## [TASK TO COMPLETE]
Write out the material again exactly, please, and omit the pictures.

* * * *

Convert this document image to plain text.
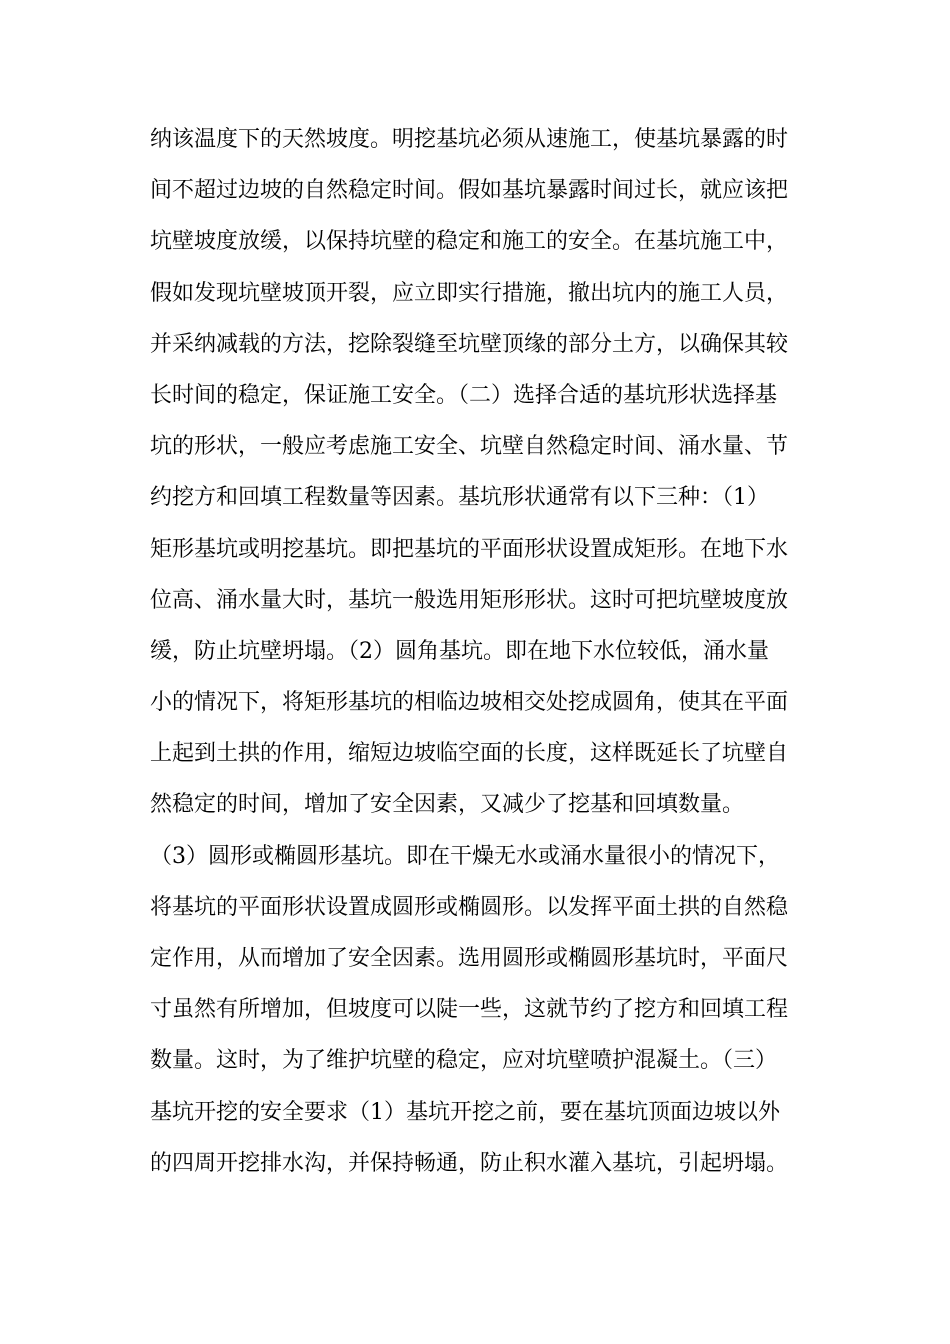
纳该温度下的天然坡度。明挖基坑必须从速施工，使基坑暴露的时
间不超过边坡的自然稳定时间。假如基坑暴露时间过长，就应该把
坑壁坡度放缓，以保持坑壁的稳定和施工的安全。在基坑施工中，
假如发现坑壁坡顶开裂，应立即实行措施，撤出坑内的施工人员，
并采纳减载的方法，挖除裂缝至坑壁顶缘的部分土方，以确保其较
长时间的稳定，保证施工安全。（二）选择合适的基坑形状选择基
坑的形状，一般应考虑施工安全、坑壁自然稳定时间、涌水量、节
约挖方和回填工程数量等因素。基坑形状通常有以下三种：（1）
矩形基坑或明挖基坑。即把基坑的平面形状设置成矩形。在地下水
位高、涌水量大时，基坑一般选用矩形形状。这时可把坑壁坡度放
缓，防止坑壁坍塌。（2）圆角基坑。即在地下水位较低，涌水量
小的情况下，将矩形基坑的相临边坡相交处挖成圆角，使其在平面
上起到土拱的作用，缩短边坡临空面的长度，这样既延长了坑壁自
然稳定的时间，增加了安全因素，又减少了挖基和回填数量。
（3）圆形或椭圆形基坑。即在干燥无水或涌水量很小的情况下，
将基坑的平面形状设置成圆形或椭圆形。以发挥平面土拱的自然稳
定作用，从而增加了安全因素。选用圆形或椭圆形基坑时，平面尺
寸虽然有所增加，但坡度可以陡一些，这就节约了挖方和回填工程
数量。这时，为了维护坑壁的稳定，应对坑壁喷护混凝土。（三）
基坑开挖的安全要求（1）基坑开挖之前，要在基坑顶面边坡以外
的四周开挖排水沟，并保持畅通，防止积水灌入基坑，引起坍塌。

* * * *

## [ANSWER TO THE TASK]
Convert this document image to plain text.
纳该温度下的天然坡度。明挖基坑必须从速施工，使基坑暴露的时
间不超过边坡的自然稳定时间。假如基坑暴露时间过长，就应该把
坑壁坡度放缓，以保持坑壁的稳定和施工的安全。在基坑施工中，
假如发现坑壁坡顶开裂，应立即实行措施，撤出坑内的施工人员，
并采纳减载的方法，挖除裂缝至坑壁顶缘的部分土方，以确保其较
长时间的稳定，保证施工安全。（二）选择合适的基坑形状选择基
坑的形状，一般应考虑施工安全、坑壁自然稳定时间、涌水量、节
约挖方和回填工程数量等因素。基坑形状通常有以下三种：（1）
矩形基坑或明挖基坑。即把基坑的平面形状设置成矩形。在地下水
位高、涌水量大时，基坑一般选用矩形形状。这时可把坑壁坡度放
缓，防止坑壁坍塌。（2）圆角基坑。即在地下水位较低，涌水量
小的情况下，将矩形基坑的相临边坡相交处挖成圆角，使其在平面
上起到土拱的作用，缩短边坡临空面的长度，这样既延长了坑壁自
然稳定的时间，增加了安全因素，又减少了挖基和回填数量。
（3）圆形或椭圆形基坑。即在干燥无水或涌水量很小的情况下，
将基坑的平面形状设置成圆形或椭圆形。以发挥平面土拱的自然稳
定作用，从而增加了安全因素。选用圆形或椭圆形基坑时，平面尺
寸虽然有所增加，但坡度可以陡一些，这就节约了挖方和回填工程
数量。这时，为了维护坑壁的稳定，应对坑壁喷护混凝土。（三）
基坑开挖的安全要求（1）基坑开挖之前，要在基坑顶面边坡以外
的四周开挖排水沟，并保持畅通，防止积水灌入基坑，引起坍塌。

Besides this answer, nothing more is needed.